* **Aim of the task**: Reproduce all the lines below exactly and omit the images.
::::::::
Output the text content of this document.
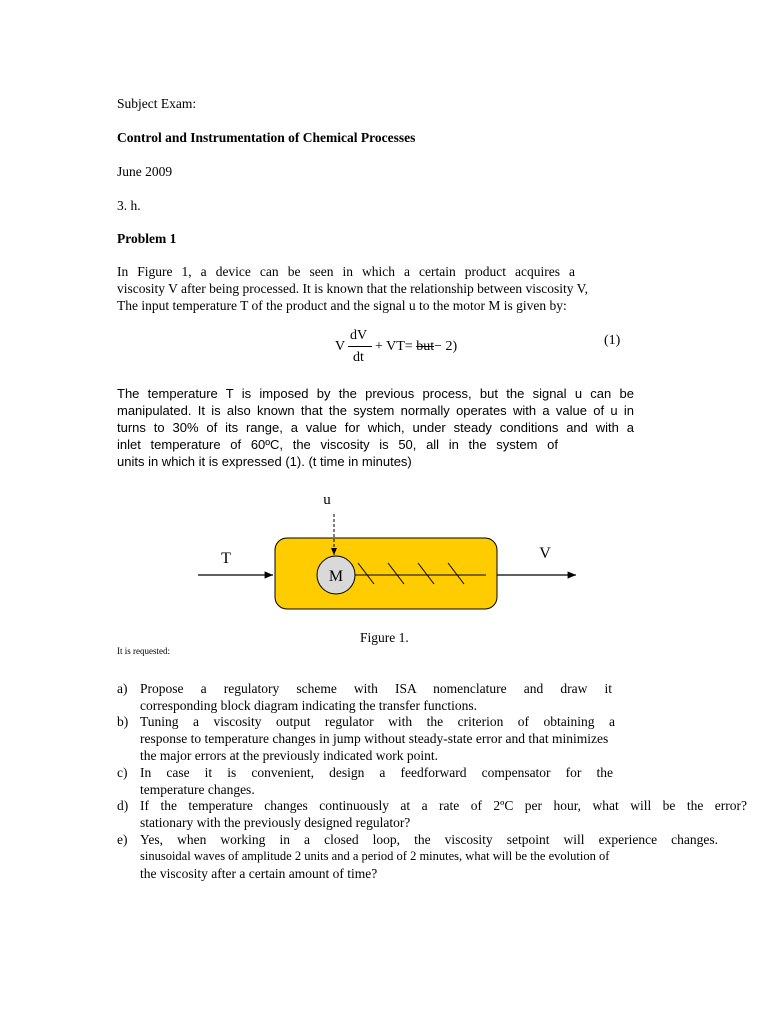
Subject Exam:
Control and Instrumentation of Chemical Processes
June 2009
3. h.
Problem 1
In Figure 1, a device can be seen in which a certain product acquires a
viscosity V after being processed. It is known that the relationship between viscosity V,
The input temperature T of the product and the signal u to the motor M is given by:
V
dV
dt
+ VT= but− 2)	(1)
The temperature T is imposed by the previous process, but the signal u can be
manipulated. It is also known that the system normally operates with a value of u in
turns to 30% of its range, a value for which, under steady conditions and with a
inlet temperature of 60ºC, the viscosity is 50, all in the system of
units in which it is expressed (1). (t time in minutes)
M
u
T	V
Figure 1.
It is requested:
a) Propose a regulatory scheme with ISA nomenclature and draw it
corresponding block diagram indicating the transfer functions.
b) Tuning a viscosity output regulator with the criterion of obtaining a
response to temperature changes in jump without steady-state error and that minimizes
the major errors at the previously indicated work point.
c) In case it is convenient, design a feedforward compensator for the
temperature changes.
d) If the temperature changes continuously at a rate of 2ºC per hour, what will be the error?
stationary with the previously designed regulator?
e) Yes, when working in a closed loop, the viscosity setpoint will experience changes.
sinusoidal waves of amplitude 2 units and a period of 2 minutes, what will be the evolution of
the viscosity after a certain amount of time?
::::::::
* **Written response**:
Output the text content of this document.
Subject Exam:
Control and Instrumentation of Chemical Processes
June 2009
3. h.
Problem 1
In Figure 1, a device can be seen in which a certain product acquires a
viscosity V after being processed. It is known that the relationship between viscosity V,
The input temperature T of the product and the signal u to the motor M is given by:
V
dV
dt
+ VT= but− 2)	(1)
The temperature T is imposed by the previous process, but the signal u can be
manipulated. It is also known that the system normally operates with a value of u in
turns to 30% of its range, a value for which, under steady conditions and with a
inlet temperature of 60ºC, the viscosity is 50, all in the system of
units in which it is expressed (1). (t time in minutes)
M
u
T	V
Figure 1.
It is requested:
a) Propose a regulatory scheme with ISA nomenclature and draw it
corresponding block diagram indicating the transfer functions.
b) Tuning a viscosity output regulator with the criterion of obtaining a
response to temperature changes in jump without steady-state error and that minimizes
the major errors at the previously indicated work point.
c) In case it is convenient, design a feedforward compensator for the
temperature changes.
d) If the temperature changes continuously at a rate of 2ºC per hour, what will be the error?
stationary with the previously designed regulator?
e) Yes, when working in a closed loop, the viscosity setpoint will experience changes.
sinusoidal waves of amplitude 2 units and a period of 2 minutes, what will be the evolution of
the viscosity after a certain amount of time?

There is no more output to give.